# WRITTEN REQUEST
Wherever the string "história" appears, copy the whole line.

# Collected data
******

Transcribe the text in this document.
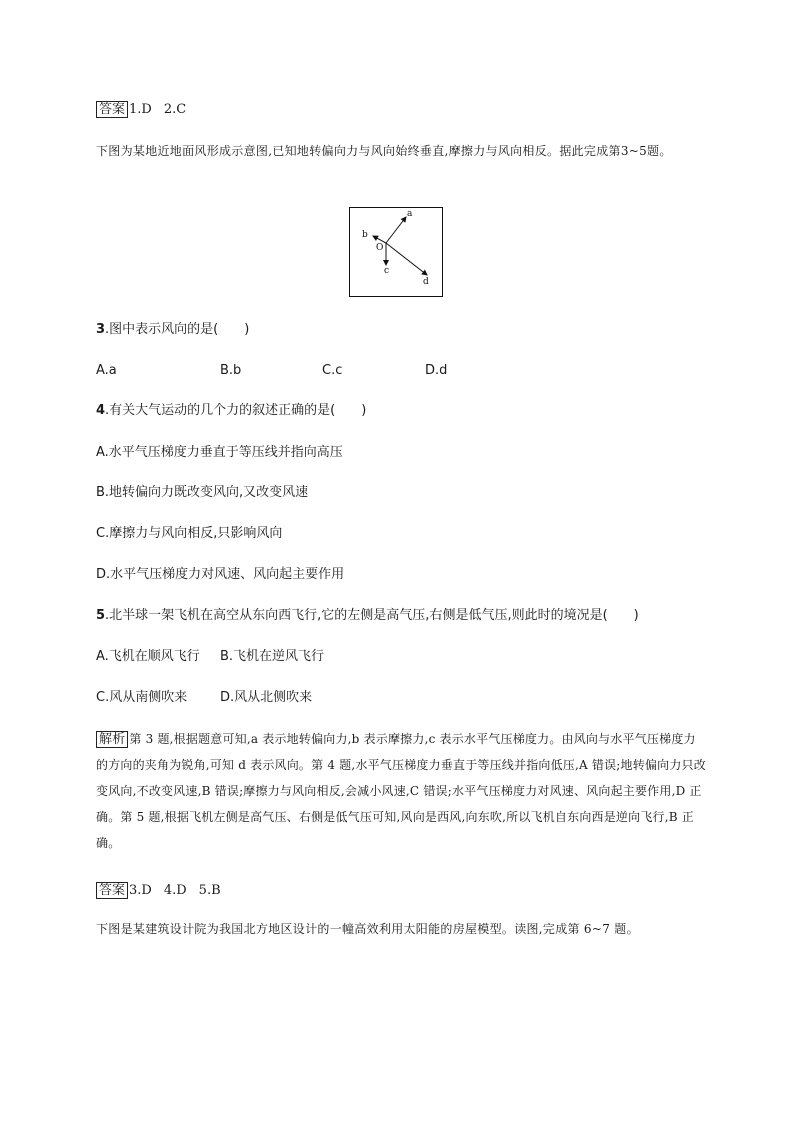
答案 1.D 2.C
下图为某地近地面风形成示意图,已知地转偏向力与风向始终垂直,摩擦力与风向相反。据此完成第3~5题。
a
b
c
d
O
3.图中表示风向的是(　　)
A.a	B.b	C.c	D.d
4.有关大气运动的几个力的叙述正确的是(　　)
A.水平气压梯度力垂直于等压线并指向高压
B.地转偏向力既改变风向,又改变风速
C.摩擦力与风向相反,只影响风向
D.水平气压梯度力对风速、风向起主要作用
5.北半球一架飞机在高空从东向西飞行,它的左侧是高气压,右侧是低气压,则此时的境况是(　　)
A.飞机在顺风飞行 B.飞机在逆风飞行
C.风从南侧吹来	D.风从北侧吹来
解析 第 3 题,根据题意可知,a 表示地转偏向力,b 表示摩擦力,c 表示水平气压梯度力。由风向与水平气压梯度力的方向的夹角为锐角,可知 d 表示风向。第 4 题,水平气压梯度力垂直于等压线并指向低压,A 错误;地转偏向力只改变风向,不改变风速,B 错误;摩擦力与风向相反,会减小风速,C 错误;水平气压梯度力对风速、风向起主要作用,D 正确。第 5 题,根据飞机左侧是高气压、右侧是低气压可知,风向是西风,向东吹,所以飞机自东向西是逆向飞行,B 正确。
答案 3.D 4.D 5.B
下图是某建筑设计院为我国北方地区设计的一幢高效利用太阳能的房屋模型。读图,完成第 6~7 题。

******

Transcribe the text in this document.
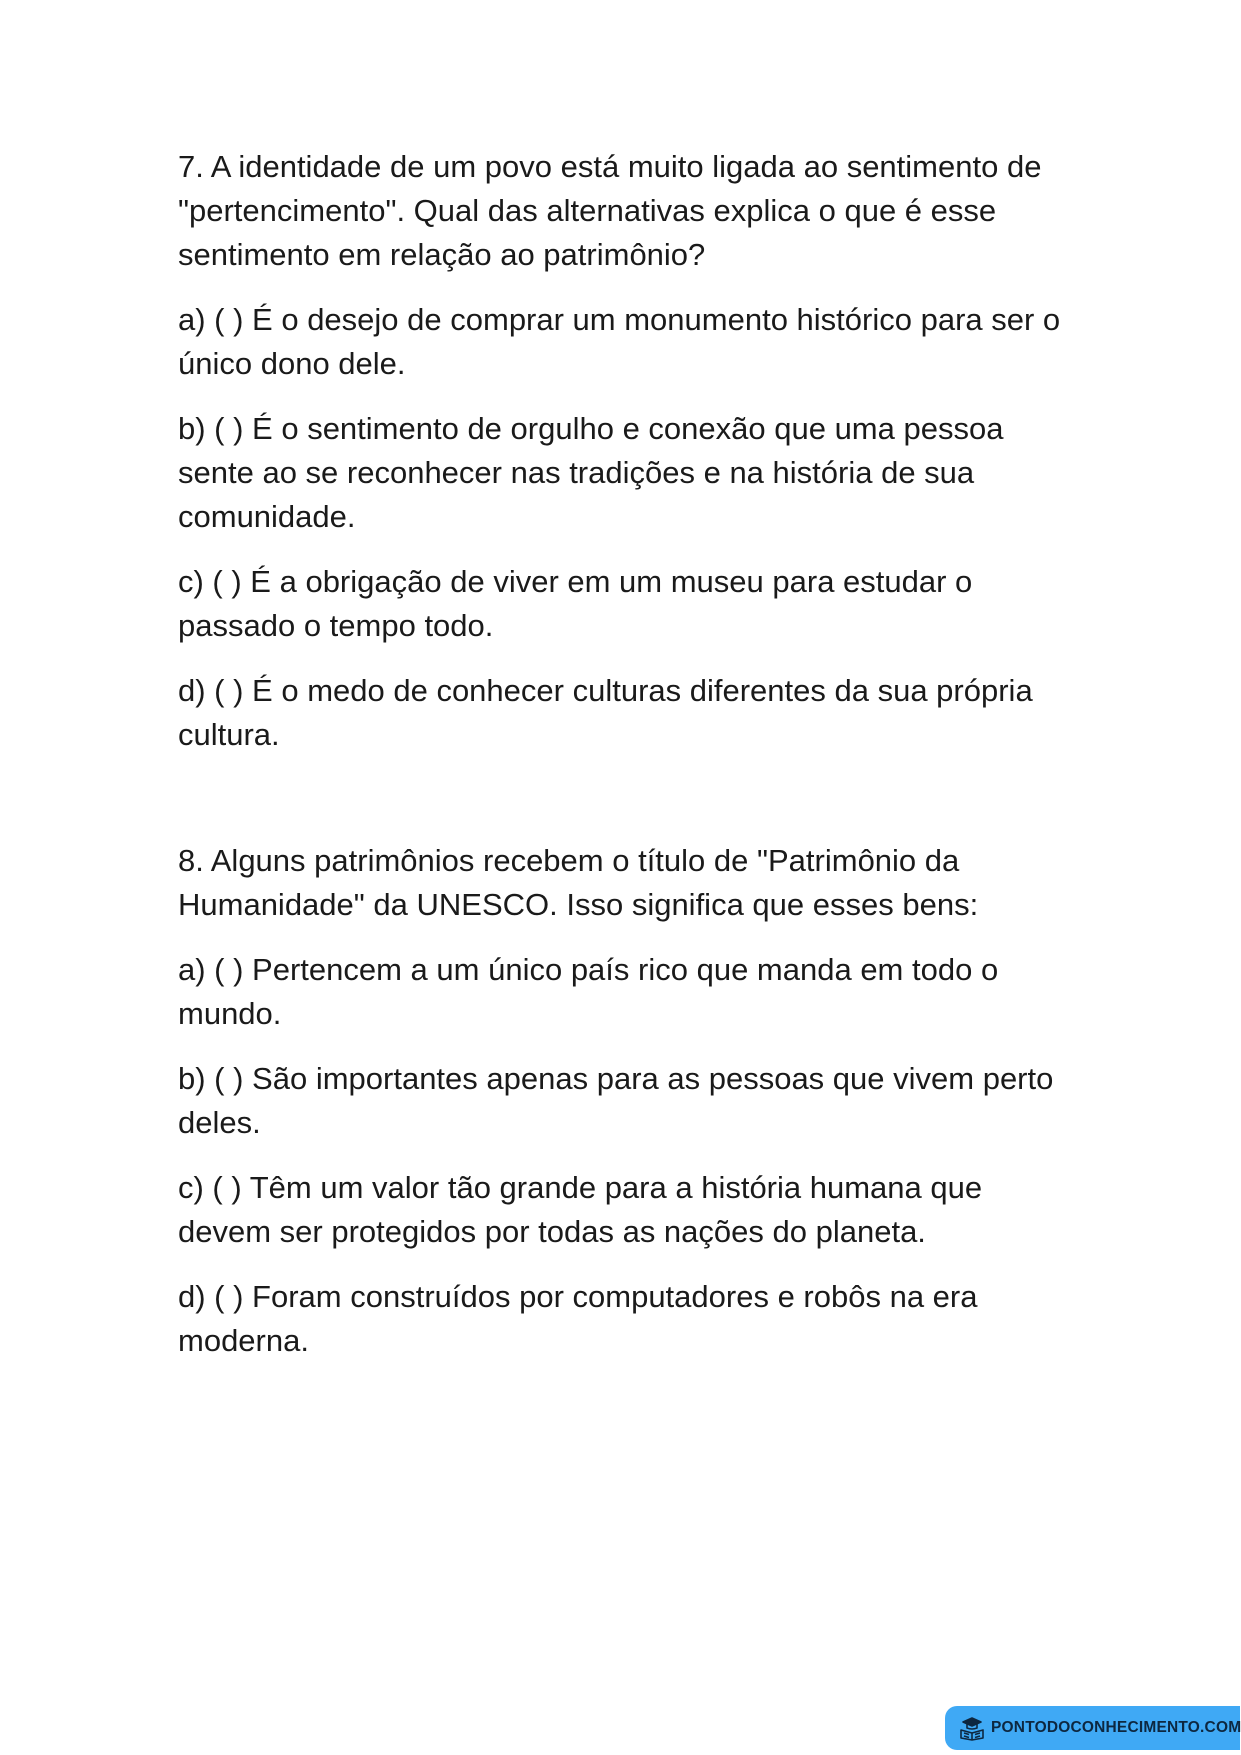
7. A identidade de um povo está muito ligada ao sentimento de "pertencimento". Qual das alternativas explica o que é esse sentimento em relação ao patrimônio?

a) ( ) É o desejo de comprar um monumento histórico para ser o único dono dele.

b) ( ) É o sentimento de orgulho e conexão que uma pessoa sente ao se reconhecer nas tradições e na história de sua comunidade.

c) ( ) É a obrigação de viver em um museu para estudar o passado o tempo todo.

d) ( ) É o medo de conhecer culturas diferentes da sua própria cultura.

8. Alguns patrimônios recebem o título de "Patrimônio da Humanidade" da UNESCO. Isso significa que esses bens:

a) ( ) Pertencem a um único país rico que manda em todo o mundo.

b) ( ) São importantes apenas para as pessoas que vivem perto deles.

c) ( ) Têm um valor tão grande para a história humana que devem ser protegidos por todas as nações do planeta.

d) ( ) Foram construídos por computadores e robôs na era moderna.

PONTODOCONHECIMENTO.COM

******

# EXERCISE RESULT
b) ( ) É o sentimento de orgulho e conexão que uma pessoa sente ao se reconhecer nas tradições e na história de sua comunidade.
c) ( ) Têm um valor tão grande para a história humana que devem ser protegidos por todas as nações do planeta.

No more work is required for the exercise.